▶ _Directives_
**a.** Translate this sentence from the ecommerce marketing text into Spanish: "Ecommerce marketing comprises best practices to drive online sales for any business."
**b.** Copy the ecommerce marketing text word for word from "Whether your offering" to "Is Ecommerce Marketing?".

▶ _Quoted text_
○ ○ ○

Whether your offering is a commodity product or a highly customized service, if you sell online, effective ecommerce marketing is a significant factor in your business’s success. While some tried-and-true marketing best practices translate to the digital era, there are a number of new — and essential — approaches that move businesses from siloed selling channels to an integrated strategy that seamlessly presents your brand in its best light.

Keep reading to learn our top 17 top ecommerce marketing tips and how you can accelerate sales and grow profits.

What Is Ecommerce Marketing?

Ecommerce marketing comprises best practices to drive online sales for any business. It extends and adapts the essentials of marketing — promoting and selling products or services — to digital channels. Ecommerce marketing is only growing in importance as online purchasing continues to gain in popularity: In 2020, U.S. consumers spent more than $861 billion online, up 44% compared with 2019, per a study from researcher Digital Commerce 360 that also predicts another significant jump in the percentage of sales coming through ecommerce channels for 2021.

○ ○ ○

▶ _Given material_
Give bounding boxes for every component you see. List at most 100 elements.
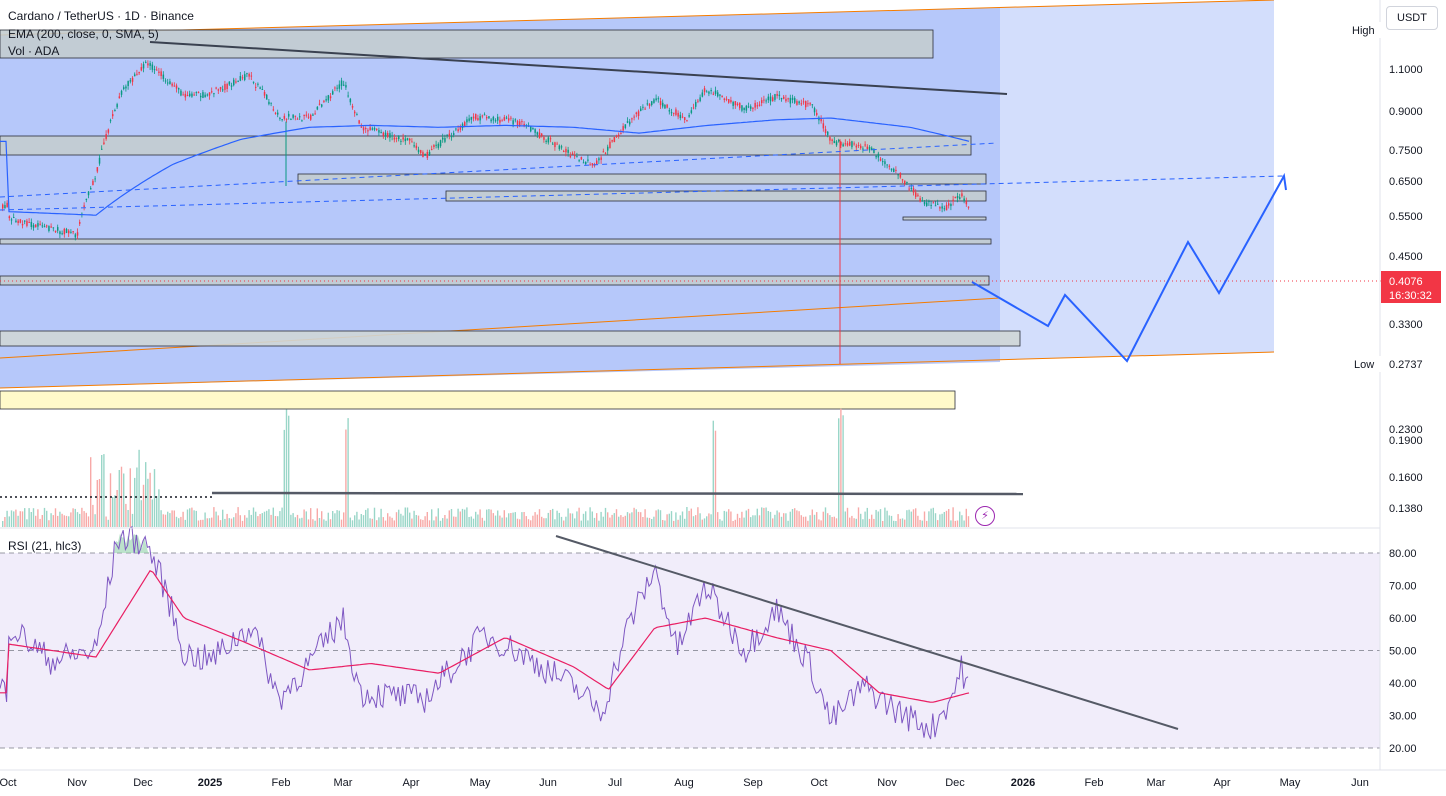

○ ○ ○

▶ _Answers for the tasks_
**a.** El marketing de comercio electrónico abarca las mejores prácticas para impulsar las ventas en línea de cualquier empresa.

**b.**
Whether your offering is a commodity product or a highly customized service, if you sell online, effective ecommerce marketing is a significant factor in your business’s success. While some tried-and-true marketing best practices translate to the digital era, there are a number of new — and essential — approaches that move businesses from siloed selling channels to an integrated strategy that seamlessly presents your brand in its best light.

Keep reading to learn our top 17 top ecommerce marketing tips and how you can accelerate sales and grow profits.

What Is Ecommerce Marketing?